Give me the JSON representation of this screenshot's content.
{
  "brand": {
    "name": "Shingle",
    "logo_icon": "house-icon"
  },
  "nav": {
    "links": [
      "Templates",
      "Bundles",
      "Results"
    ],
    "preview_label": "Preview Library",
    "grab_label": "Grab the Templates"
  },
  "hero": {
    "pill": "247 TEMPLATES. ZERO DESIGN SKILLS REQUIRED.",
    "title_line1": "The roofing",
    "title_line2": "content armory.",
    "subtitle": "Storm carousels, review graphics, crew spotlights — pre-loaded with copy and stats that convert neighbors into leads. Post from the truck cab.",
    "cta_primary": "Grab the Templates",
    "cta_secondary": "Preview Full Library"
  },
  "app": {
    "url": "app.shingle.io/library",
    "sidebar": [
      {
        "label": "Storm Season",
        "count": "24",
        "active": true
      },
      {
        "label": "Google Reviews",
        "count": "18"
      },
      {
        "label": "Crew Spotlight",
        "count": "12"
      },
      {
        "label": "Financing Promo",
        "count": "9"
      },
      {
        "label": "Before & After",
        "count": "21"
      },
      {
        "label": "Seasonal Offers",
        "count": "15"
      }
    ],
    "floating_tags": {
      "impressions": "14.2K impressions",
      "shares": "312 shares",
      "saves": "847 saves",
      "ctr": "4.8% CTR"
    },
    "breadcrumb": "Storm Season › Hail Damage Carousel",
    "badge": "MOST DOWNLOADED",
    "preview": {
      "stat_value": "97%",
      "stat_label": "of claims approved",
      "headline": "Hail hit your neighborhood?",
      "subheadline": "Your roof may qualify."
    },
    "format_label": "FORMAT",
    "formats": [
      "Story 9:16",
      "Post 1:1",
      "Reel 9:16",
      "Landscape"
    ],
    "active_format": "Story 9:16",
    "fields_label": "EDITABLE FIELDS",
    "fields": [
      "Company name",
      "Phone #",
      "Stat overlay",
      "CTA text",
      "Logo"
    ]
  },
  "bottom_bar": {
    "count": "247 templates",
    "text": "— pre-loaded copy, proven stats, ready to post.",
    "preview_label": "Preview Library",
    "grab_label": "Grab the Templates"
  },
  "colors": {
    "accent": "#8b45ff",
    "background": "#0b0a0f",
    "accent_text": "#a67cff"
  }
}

────────────────────

## Work to be completed
Please set down each line of the records exactly as given.

## Response to this exercise
Give me the JSON representation of this screenshot's content.
{
  "brand": {
    "name": "Shingle",
    "logo_icon": "house-icon"
  },
  "nav": {
    "links": [
      "Templates",
      "Bundles",
      "Results"
    ],
    "preview_label": "Preview Library",
    "grab_label": "Grab the Templates"
  },
  "hero": {
    "pill": "247 TEMPLATES. ZERO DESIGN SKILLS REQUIRED.",
    "title_line1": "The roofing",
    "title_line2": "content armory.",
    "subtitle": "Storm carousels, review graphics, crew spotlights — pre-loaded with copy and stats that convert neighbors into leads. Post from the truck cab.",
    "cta_primary": "Grab the Templates",
    "cta_secondary": "Preview Full Library"
  },
  "app": {
    "url": "app.shingle.io/library",
    "sidebar": [
      {
        "label": "Storm Season",
        "count": "24",
        "active": true
      },
      {
        "label": "Google Reviews",
        "count": "18"
      },
      {
        "label": "Crew Spotlight",
        "count": "12"
      },
      {
        "label": "Financing Promo",
        "count": "9"
      },
      {
        "label": "Before & After",
        "count": "21"
      },
      {
        "label": "Seasonal Offers",
        "count": "15"
      }
    ],
    "floating_tags": {
      "impressions": "14.2K impressions",
      "shares": "312 shares",
      "saves": "847 saves",
      "ctr": "4.8% CTR"
    },
    "breadcrumb": "Storm Season › Hail Damage Carousel",
    "badge": "MOST DOWNLOADED",
    "preview": {
      "stat_value": "97%",
      "stat_label": "of claims approved",
      "headline": "Hail hit your neighborhood?",
      "subheadline": "Your roof may qualify."
    },
    "format_label": "FORMAT",
    "formats": [
      "Story 9:16",
      "Post 1:1",
      "Reel 9:16",
      "Landscape"
    ],
    "active_format": "Story 9:16",
    "fields_label": "EDITABLE FIELDS",
    "fields": [
      "Company name",
      "Phone #",
      "Stat overlay",
      "CTA text",
      "Logo"
    ]
  },
  "bottom_bar": {
    "count": "247 templates",
    "text": "— pre-loaded copy, proven stats, ready to post.",
    "preview_label": "Preview Library",
    "grab_label": "Grab the Templates"
  },
  "colors": {
    "accent": "#8b45ff",
    "background": "#0b0a0f",
    "accent_text": "#a67cff"
  }
}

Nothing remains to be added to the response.